Swap "UI elements" for "interface elements" in the records, starting at the line that has "List UI elements" and stopping after the line that has "yb-ytick-label: 0: [67, 763, 76, 782]". Return only those lines, with the pictures left out and everything else unchanged.

● Input for this task:
>> begin

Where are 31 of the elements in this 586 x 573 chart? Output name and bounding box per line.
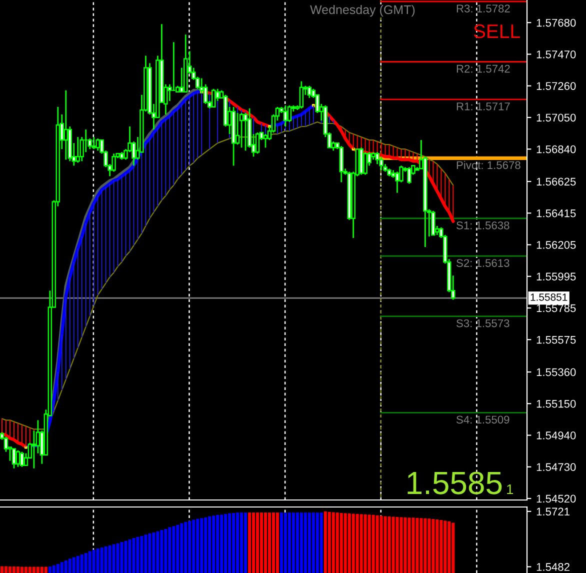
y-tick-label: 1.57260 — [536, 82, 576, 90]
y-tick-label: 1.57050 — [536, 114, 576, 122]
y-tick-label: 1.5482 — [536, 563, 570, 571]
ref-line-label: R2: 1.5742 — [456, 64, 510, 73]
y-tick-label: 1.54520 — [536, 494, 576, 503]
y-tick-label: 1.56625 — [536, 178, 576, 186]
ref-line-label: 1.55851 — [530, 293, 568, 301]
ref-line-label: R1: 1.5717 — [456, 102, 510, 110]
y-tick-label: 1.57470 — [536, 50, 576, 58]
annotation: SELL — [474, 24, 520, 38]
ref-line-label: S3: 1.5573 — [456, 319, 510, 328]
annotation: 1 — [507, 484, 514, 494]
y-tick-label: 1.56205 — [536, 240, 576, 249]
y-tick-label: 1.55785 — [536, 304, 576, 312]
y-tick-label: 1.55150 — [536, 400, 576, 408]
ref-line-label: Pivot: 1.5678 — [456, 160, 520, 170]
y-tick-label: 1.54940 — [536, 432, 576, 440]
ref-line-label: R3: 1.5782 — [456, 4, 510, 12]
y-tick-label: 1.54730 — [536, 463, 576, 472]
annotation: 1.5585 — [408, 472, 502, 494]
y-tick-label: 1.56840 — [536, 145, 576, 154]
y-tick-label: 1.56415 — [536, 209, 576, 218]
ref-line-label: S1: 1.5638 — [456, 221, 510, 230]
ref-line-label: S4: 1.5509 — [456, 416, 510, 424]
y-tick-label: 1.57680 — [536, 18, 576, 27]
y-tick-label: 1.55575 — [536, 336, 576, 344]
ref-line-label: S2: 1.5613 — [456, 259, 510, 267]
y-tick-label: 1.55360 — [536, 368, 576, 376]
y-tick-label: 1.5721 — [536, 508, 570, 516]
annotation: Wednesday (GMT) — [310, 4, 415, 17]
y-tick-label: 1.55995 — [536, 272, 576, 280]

>> end
>> begin

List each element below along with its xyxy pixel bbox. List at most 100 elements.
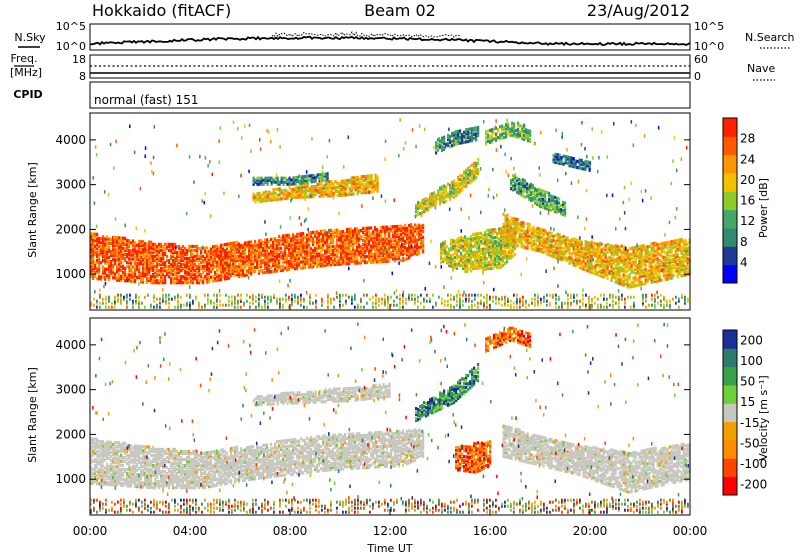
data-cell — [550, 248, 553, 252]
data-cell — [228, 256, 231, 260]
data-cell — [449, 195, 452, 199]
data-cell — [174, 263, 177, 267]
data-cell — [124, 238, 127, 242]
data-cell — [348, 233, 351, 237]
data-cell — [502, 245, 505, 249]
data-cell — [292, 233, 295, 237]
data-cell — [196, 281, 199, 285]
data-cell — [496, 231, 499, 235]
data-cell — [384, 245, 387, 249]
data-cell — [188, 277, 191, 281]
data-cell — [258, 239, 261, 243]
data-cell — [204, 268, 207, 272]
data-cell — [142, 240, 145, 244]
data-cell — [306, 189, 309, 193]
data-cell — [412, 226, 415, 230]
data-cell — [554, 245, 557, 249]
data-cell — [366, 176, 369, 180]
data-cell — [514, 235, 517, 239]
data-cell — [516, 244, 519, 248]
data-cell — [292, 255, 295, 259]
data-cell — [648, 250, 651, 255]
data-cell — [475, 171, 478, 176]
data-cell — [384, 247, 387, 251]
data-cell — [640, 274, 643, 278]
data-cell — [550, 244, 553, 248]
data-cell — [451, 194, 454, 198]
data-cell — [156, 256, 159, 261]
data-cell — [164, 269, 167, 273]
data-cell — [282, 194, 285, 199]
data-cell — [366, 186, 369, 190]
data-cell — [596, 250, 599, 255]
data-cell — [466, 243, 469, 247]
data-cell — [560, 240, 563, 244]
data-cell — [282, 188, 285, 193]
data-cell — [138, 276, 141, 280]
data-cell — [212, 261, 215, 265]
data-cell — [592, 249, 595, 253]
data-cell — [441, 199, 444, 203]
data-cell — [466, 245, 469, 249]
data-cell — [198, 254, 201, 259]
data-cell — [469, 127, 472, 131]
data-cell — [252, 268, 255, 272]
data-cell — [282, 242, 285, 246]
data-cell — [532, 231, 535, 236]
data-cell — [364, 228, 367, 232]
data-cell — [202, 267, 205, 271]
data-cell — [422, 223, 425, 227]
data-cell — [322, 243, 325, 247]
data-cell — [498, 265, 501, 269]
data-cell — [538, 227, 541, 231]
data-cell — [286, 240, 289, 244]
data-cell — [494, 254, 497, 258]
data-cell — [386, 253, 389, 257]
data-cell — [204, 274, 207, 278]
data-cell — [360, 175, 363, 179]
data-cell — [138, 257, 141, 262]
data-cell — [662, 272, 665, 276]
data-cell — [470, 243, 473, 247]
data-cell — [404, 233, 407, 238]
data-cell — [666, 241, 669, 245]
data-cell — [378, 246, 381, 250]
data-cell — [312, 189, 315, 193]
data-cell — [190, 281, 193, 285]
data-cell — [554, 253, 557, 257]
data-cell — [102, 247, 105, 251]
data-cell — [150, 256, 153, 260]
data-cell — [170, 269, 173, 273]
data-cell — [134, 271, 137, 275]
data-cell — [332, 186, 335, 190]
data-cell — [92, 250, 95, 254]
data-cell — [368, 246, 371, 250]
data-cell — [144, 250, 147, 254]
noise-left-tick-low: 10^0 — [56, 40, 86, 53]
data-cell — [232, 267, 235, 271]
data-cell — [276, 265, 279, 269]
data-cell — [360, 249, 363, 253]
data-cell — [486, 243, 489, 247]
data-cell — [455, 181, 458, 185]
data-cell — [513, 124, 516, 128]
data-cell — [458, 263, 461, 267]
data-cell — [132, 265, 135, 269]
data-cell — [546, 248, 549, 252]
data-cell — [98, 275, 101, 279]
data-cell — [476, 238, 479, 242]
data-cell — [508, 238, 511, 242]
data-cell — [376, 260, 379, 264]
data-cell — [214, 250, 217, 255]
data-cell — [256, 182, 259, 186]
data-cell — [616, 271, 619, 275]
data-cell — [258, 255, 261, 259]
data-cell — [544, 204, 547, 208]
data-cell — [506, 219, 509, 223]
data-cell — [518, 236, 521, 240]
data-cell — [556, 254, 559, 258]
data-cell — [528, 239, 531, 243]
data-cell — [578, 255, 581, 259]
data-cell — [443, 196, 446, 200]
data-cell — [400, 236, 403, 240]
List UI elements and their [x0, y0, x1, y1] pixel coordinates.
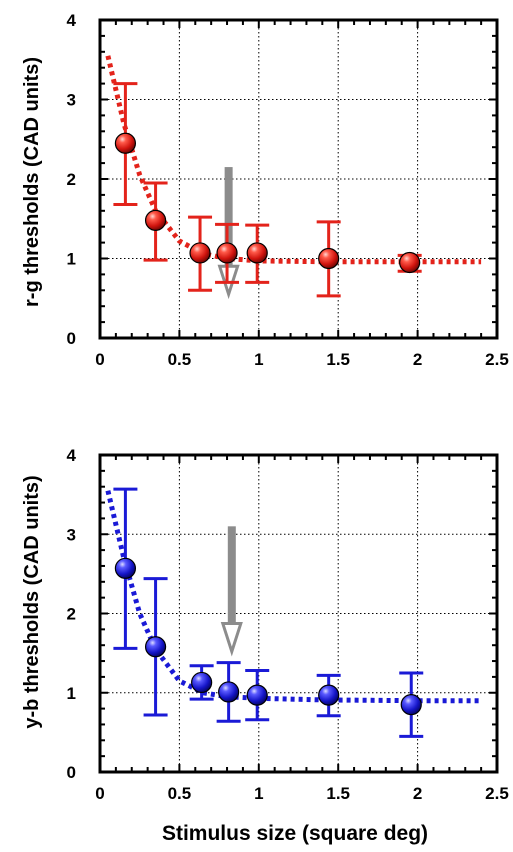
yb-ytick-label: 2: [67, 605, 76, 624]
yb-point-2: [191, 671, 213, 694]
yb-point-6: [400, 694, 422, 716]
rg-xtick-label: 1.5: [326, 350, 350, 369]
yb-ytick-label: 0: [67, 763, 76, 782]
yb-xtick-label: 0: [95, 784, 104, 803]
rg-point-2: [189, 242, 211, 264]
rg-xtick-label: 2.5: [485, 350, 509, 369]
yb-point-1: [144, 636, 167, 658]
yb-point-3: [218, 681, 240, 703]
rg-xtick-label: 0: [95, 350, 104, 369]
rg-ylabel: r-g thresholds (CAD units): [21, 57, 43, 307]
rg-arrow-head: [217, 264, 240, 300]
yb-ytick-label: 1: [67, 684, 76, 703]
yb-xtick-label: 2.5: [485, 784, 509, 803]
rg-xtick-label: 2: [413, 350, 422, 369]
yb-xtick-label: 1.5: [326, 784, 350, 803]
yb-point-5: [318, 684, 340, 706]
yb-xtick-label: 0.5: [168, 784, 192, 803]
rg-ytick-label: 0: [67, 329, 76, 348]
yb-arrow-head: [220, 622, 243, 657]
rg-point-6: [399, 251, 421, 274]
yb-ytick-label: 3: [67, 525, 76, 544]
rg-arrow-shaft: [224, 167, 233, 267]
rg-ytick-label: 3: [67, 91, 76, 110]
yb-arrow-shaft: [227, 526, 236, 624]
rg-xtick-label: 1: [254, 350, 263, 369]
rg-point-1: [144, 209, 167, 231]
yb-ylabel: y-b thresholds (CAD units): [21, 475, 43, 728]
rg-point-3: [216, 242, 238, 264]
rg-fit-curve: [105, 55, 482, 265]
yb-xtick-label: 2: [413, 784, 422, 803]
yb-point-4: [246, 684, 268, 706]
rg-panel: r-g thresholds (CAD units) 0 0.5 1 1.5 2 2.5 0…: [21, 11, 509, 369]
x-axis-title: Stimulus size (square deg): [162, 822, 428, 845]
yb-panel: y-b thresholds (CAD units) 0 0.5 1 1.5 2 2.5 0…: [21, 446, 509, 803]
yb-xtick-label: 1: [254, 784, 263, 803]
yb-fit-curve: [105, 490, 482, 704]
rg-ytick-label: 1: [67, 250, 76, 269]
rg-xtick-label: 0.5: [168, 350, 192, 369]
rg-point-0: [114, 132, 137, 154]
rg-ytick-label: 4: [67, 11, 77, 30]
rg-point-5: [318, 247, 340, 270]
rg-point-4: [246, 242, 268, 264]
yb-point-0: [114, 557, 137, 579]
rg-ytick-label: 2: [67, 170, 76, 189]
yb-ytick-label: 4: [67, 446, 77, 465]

>> end
>> begin

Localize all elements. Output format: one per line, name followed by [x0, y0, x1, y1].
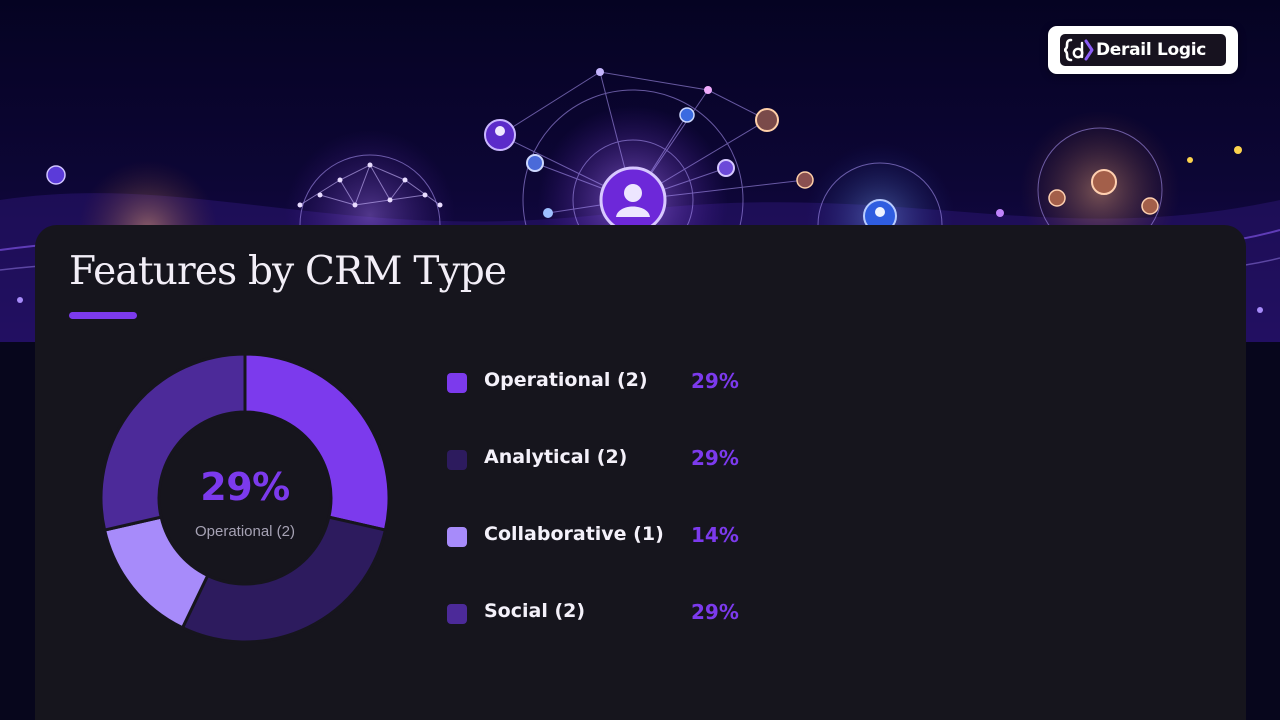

>> end

● Response:
List interface elements and their [x0, y0, x1, y1] pixel coordinates.
yb-ytick-label: 2: [67, 605, 76, 624]
yb-point-2: [191, 671, 213, 694]
yb-point-6: [400, 694, 422, 716]
rg-xtick-label: 1.5: [326, 350, 350, 369]
yb-ytick-label: 0: [67, 763, 76, 782]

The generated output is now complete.